EXTRACTED DATA:
^^^^^^^^^^^^^^^^
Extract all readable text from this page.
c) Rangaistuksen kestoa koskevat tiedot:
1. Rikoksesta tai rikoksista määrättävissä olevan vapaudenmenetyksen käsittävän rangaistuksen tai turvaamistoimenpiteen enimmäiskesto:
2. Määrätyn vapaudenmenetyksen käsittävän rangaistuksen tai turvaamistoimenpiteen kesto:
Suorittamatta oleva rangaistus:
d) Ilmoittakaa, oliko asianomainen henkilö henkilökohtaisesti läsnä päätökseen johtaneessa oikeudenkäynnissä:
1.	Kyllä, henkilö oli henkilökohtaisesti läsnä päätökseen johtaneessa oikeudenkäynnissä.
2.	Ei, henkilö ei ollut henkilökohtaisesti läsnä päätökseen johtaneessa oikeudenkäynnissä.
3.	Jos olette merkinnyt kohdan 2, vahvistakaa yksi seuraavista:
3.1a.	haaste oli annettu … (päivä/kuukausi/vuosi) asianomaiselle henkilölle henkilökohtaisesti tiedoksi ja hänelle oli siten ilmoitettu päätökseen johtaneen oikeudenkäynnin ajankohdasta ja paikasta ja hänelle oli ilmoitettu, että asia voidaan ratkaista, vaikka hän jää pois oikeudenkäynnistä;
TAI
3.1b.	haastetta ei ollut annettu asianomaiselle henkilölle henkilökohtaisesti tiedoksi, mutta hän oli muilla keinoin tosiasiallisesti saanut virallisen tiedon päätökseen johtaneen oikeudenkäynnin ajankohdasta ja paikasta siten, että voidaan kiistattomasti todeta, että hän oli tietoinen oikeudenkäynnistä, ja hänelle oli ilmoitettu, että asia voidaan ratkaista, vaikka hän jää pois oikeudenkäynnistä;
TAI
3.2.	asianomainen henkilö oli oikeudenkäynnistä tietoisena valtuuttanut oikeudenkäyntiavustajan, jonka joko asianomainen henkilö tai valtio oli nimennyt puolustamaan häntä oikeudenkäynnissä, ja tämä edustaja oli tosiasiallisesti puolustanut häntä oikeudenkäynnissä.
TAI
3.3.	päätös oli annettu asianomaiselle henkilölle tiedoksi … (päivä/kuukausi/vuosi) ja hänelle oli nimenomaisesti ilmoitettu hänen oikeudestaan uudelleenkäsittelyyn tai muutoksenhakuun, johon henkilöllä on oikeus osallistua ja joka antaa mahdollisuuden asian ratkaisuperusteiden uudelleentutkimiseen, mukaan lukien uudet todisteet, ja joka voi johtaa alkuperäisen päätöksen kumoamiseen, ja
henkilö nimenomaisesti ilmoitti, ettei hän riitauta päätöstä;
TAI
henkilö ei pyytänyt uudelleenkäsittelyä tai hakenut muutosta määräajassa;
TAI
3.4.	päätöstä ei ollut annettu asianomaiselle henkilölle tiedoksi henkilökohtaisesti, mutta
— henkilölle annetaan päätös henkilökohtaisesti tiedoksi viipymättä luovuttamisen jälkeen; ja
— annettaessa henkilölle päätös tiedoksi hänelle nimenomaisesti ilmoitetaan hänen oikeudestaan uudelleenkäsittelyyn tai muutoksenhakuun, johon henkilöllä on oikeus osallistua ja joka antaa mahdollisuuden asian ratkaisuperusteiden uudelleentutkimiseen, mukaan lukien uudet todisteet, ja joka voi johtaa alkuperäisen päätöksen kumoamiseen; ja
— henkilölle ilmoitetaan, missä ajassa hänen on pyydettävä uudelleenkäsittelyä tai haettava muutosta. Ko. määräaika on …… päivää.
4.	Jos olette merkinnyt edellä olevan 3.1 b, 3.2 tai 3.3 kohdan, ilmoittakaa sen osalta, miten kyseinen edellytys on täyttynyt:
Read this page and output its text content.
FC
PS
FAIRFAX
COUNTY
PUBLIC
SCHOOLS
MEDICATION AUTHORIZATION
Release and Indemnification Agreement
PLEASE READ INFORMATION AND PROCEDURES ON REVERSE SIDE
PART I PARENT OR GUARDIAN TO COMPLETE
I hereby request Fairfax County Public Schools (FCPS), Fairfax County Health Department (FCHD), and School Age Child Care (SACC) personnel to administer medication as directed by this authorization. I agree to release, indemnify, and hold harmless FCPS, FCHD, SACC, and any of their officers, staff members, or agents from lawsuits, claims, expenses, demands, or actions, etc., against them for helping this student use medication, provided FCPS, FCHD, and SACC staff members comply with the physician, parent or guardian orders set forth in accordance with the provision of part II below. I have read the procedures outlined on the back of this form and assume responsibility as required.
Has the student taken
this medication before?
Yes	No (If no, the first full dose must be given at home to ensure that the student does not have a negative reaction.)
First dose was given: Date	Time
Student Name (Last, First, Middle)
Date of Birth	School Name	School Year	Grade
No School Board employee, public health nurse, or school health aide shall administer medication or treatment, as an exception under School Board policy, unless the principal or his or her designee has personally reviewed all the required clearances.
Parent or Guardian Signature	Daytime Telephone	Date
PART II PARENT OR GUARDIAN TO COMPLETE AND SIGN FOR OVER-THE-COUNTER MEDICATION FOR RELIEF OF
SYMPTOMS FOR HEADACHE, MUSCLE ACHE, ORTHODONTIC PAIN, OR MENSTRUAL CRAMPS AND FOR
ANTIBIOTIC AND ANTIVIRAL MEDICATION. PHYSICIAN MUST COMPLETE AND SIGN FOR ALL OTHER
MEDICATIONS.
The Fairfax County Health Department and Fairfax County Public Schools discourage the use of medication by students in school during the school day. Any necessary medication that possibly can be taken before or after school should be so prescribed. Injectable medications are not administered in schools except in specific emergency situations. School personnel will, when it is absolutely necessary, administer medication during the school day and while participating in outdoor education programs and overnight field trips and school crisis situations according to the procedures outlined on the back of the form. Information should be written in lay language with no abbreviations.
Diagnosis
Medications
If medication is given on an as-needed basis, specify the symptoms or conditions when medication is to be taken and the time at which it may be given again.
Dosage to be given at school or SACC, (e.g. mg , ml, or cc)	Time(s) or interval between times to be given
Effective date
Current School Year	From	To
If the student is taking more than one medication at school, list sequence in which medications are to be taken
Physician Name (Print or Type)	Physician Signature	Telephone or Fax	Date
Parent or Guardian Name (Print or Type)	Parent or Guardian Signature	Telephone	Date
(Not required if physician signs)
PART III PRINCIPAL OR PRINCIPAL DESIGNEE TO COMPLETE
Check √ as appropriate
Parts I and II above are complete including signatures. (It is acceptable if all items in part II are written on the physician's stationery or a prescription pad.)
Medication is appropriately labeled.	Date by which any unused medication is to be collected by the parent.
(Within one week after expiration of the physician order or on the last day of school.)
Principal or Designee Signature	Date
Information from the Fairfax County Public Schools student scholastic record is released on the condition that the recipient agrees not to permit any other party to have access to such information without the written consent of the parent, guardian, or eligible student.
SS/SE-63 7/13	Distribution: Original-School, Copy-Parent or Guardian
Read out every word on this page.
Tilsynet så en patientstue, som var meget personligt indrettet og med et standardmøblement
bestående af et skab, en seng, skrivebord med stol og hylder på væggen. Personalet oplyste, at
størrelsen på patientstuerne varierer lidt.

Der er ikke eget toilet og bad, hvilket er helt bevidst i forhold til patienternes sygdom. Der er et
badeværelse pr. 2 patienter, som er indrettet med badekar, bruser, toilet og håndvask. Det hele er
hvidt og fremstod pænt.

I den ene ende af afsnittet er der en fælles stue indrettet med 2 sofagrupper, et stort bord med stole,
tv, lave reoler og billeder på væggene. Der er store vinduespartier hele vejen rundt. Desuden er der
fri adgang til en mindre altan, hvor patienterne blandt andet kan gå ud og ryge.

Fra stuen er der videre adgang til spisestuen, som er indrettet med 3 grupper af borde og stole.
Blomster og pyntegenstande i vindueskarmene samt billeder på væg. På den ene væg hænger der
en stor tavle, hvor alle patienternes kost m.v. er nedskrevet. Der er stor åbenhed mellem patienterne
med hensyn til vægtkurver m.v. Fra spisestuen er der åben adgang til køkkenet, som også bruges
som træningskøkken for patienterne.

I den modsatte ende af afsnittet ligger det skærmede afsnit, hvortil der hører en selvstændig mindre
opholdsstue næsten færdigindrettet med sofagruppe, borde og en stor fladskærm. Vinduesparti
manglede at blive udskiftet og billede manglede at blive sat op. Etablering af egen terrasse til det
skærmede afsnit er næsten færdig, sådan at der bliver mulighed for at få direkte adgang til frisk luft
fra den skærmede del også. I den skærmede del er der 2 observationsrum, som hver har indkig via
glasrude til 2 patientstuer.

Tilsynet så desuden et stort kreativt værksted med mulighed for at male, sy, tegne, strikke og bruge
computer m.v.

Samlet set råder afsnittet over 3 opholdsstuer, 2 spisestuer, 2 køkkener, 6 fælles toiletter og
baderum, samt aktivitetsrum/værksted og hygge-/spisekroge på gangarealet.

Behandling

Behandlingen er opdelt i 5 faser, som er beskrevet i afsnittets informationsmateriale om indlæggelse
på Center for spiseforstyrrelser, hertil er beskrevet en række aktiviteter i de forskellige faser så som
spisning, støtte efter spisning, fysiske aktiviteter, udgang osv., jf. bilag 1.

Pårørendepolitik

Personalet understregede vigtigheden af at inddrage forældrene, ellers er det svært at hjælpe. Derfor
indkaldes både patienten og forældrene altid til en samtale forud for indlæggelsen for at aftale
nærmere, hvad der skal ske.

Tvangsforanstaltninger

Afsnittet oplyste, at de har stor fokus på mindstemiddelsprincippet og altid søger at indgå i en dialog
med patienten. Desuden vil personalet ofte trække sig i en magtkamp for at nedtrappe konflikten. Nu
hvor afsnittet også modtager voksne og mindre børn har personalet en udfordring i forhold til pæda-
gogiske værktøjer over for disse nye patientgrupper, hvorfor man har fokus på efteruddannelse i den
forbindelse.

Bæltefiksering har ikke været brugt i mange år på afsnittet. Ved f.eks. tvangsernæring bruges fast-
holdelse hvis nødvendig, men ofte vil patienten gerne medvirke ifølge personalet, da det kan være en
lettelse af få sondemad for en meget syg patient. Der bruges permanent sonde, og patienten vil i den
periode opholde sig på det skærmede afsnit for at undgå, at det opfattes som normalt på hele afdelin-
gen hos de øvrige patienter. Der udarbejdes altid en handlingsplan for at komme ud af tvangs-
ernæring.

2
^^^^^^^^^^^^^^^^
Read through the data and copy every line where "patienten" shows up.

indkaldes både patienten og forældrene altid til en samtale forud for indlæggelsen for at aftale
med patienten. Desuden vil personalet ofte trække sig i en magtkamp for at nedtrappe konflikten. Nu
holdelse hvis nødvendig, men ofte vil patienten gerne medvirke ifølge personalet, da det kan være en
lettelse af få sondemad for en meget syg patient. Der bruges permanent sonde, og patienten vil i den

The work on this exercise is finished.